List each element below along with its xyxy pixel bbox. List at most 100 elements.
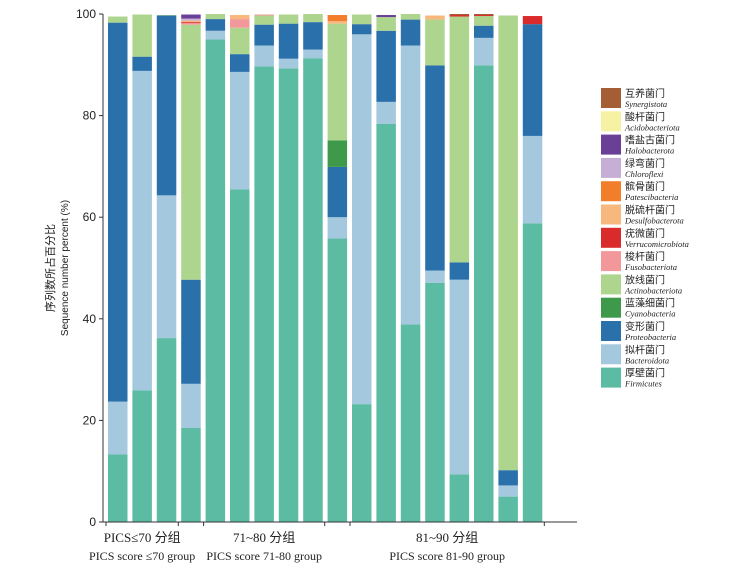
legend-label-en-bacteroidota: Bacteroidota bbox=[625, 355, 669, 365]
legend-swatch-chloroflexi bbox=[601, 157, 621, 178]
legend-label-cn-chloroflexi: 绿弯菌门 bbox=[625, 157, 665, 170]
bar-segment-7-bacteroidota bbox=[254, 45, 274, 67]
bar-segment-9-bacteroidota bbox=[303, 49, 323, 59]
bar-segment-1-bacteroidota bbox=[108, 401, 128, 455]
bar-segment-11-proteobacteria bbox=[352, 24, 372, 35]
legend-swatch-verrucomicrobiota bbox=[601, 227, 621, 248]
bar-segment-8-proteobacteria bbox=[278, 23, 299, 59]
legend-label-en-desulfobacterota: Desulfobacterota bbox=[624, 216, 684, 226]
legend-swatch-proteobacteria bbox=[601, 321, 621, 341]
bar-segment-1-firmicutes bbox=[108, 454, 128, 522]
bar-segment-14-bacteroidota bbox=[425, 270, 445, 283]
bar-segment-3-proteobacteria bbox=[156, 15, 177, 196]
bar-segment-1-actinobacteriota bbox=[108, 16, 128, 23]
bar-segment-15-synergistota bbox=[449, 14, 470, 16]
bar-segment-9-firmicutes bbox=[303, 58, 323, 522]
bar-segment-17-actinobacteriota bbox=[498, 15, 518, 471]
bar-segment-16-verrucomicrobiota bbox=[474, 15, 494, 17]
bar-segment-5-actinobacteriota bbox=[205, 14, 226, 20]
bar-segment-13-proteobacteria bbox=[400, 19, 421, 46]
y-axis-title-en: Sequence number percent (%) bbox=[60, 200, 71, 336]
bar-segment-10-actinobacteriota bbox=[327, 23, 348, 141]
legend-label-en-firmicutes: Firmicutes bbox=[624, 379, 663, 389]
bar-segment-15-verrucomicrobiota bbox=[449, 15, 470, 17]
group-bracket-3 bbox=[349, 521, 545, 526]
legend-label-cn-desulfobacterota: 脱硫杆菌门 bbox=[625, 204, 675, 217]
bar-segment-2-bacteroidota bbox=[132, 70, 152, 391]
legend-swatch-fusobacteriota bbox=[601, 251, 621, 272]
bar-segment-18-proteobacteria bbox=[522, 24, 543, 136]
group-label-en-3: PICS score 81-90 group bbox=[389, 549, 505, 563]
y-axis-title-cn: 序列数所占百分比 bbox=[43, 224, 57, 312]
bar-segment-7-fusobacteriota bbox=[254, 14, 274, 16]
legend-swatch-synergistota bbox=[601, 88, 621, 108]
bar-segment-3-actinobacteriota bbox=[156, 15, 177, 16]
bar-segment-4-verrucomicrobiota bbox=[181, 22, 201, 24]
bar-segment-10-bacteroidota bbox=[327, 217, 348, 239]
bar-segment-5-proteobacteria bbox=[205, 19, 226, 31]
bar-segment-2-actinobacteriota bbox=[132, 14, 152, 57]
bar-segment-4-desulfobacterota bbox=[181, 20, 201, 23]
bar-segment-12-proteobacteria bbox=[376, 30, 396, 102]
group-label-cn-1: PICS≤70 分组 bbox=[104, 530, 181, 545]
bar-segment-12-bacteroidota bbox=[376, 101, 396, 124]
legend-label-en-chloroflexi: Chloroflexi bbox=[625, 169, 664, 179]
bar-segment-9-actinobacteriota bbox=[303, 14, 323, 23]
legend-swatch-halobacterota bbox=[601, 134, 621, 155]
legend-label-cn-bacteroidota: 拟杆菌门 bbox=[625, 343, 665, 356]
legend-swatch-bacteroidota bbox=[601, 344, 621, 365]
legend-swatch-patescibacteria bbox=[601, 181, 621, 202]
bar-segment-12-halobacterota bbox=[376, 15, 396, 18]
group-label-cn-2: 71~80 分组 bbox=[233, 530, 295, 545]
bar-segment-10-patescibacteria bbox=[327, 15, 348, 22]
bar-segment-11-actinobacteriota bbox=[352, 14, 372, 25]
group-bracket-2 bbox=[203, 521, 326, 526]
bar-segment-4-bacteroidota bbox=[181, 383, 201, 429]
bar-segment-9-proteobacteria bbox=[303, 22, 323, 50]
legend-label-cn-verrucomicrobiota: 疣微菌门 bbox=[625, 227, 665, 240]
legend-label-cn-synergistota: 互养菌门 bbox=[625, 87, 665, 100]
bar-segment-6-bacteroidota bbox=[230, 71, 250, 190]
group-label-cn-3: 81~90 分组 bbox=[416, 530, 478, 545]
bar-segment-18-verrucomicrobiota bbox=[522, 16, 543, 25]
group-label-en-1: PICS score ≤70 group bbox=[89, 549, 195, 563]
y-tick-label-100: 100 bbox=[76, 7, 96, 21]
bar-segment-6-fusobacteriota bbox=[230, 19, 250, 28]
bar-segment-10-cyanobacteria bbox=[327, 140, 348, 167]
bar-segment-15-actinobacteriota bbox=[449, 16, 470, 263]
bar-segment-15-proteobacteria bbox=[449, 262, 470, 280]
bar-segment-13-bacteroidota bbox=[400, 45, 421, 325]
bar-segment-3-firmicutes bbox=[156, 338, 177, 522]
legend-swatch-desulfobacterota bbox=[601, 204, 621, 225]
y-tick-label-0: 0 bbox=[89, 515, 96, 529]
bar-segment-4-firmicutes bbox=[181, 428, 201, 522]
bar-segment-6-firmicutes bbox=[230, 189, 250, 522]
bar-segment-16-proteobacteria bbox=[474, 25, 494, 38]
bar-segment-6-desulfobacterota bbox=[230, 15, 250, 20]
bar-segment-10-firmicutes bbox=[327, 238, 348, 523]
legend-label-en-verrucomicrobiota: Verrucomicrobiota bbox=[625, 239, 689, 249]
group-label-en-2: PICS score 71-80 group bbox=[206, 549, 322, 563]
legend-swatch-acidobacteriota bbox=[601, 111, 621, 132]
bar-segment-16-synergistota bbox=[474, 14, 494, 16]
legend-label-cn-proteobacteria: 变形菌门 bbox=[625, 320, 665, 333]
y-tick-label-80: 80 bbox=[83, 109, 97, 123]
legend-label-cn-halobacterota: 嗜盐古菌门 bbox=[625, 134, 675, 147]
bar-segment-13-actinobacteriota bbox=[400, 14, 421, 20]
bar-segment-10-desulfobacterota bbox=[327, 21, 348, 24]
bar-segment-6-actinobacteriota bbox=[230, 27, 250, 55]
bar-segment-7-firmicutes bbox=[254, 66, 274, 522]
legend-label-cn-acidobacteriota: 酸杆菌门 bbox=[625, 110, 665, 123]
legend-label-cn-actinobacteriota: 放线菌门 bbox=[625, 273, 665, 286]
bar-segment-14-firmicutes bbox=[425, 282, 445, 522]
bar-segment-14-proteobacteria bbox=[425, 65, 445, 271]
legend-label-en-patescibacteria: Patescibacteria bbox=[624, 192, 678, 202]
bar-segment-8-bacteroidota bbox=[278, 58, 299, 69]
bar-segment-2-firmicutes bbox=[132, 390, 152, 522]
bar-segment-4-chloroflexi bbox=[181, 18, 201, 21]
legend-label-cn-patescibacteria: 髌骨菌门 bbox=[625, 180, 665, 193]
bar-segment-12-firmicutes bbox=[376, 123, 396, 522]
bar-segment-15-bacteroidota bbox=[449, 279, 470, 475]
legend-label-en-cyanobacteria: Cyanobacteria bbox=[625, 309, 676, 319]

※ ※ ※

→ The task
Count up the lines of the data that include "patescibacteria". Reply with a number only.

→ Exercise solution
4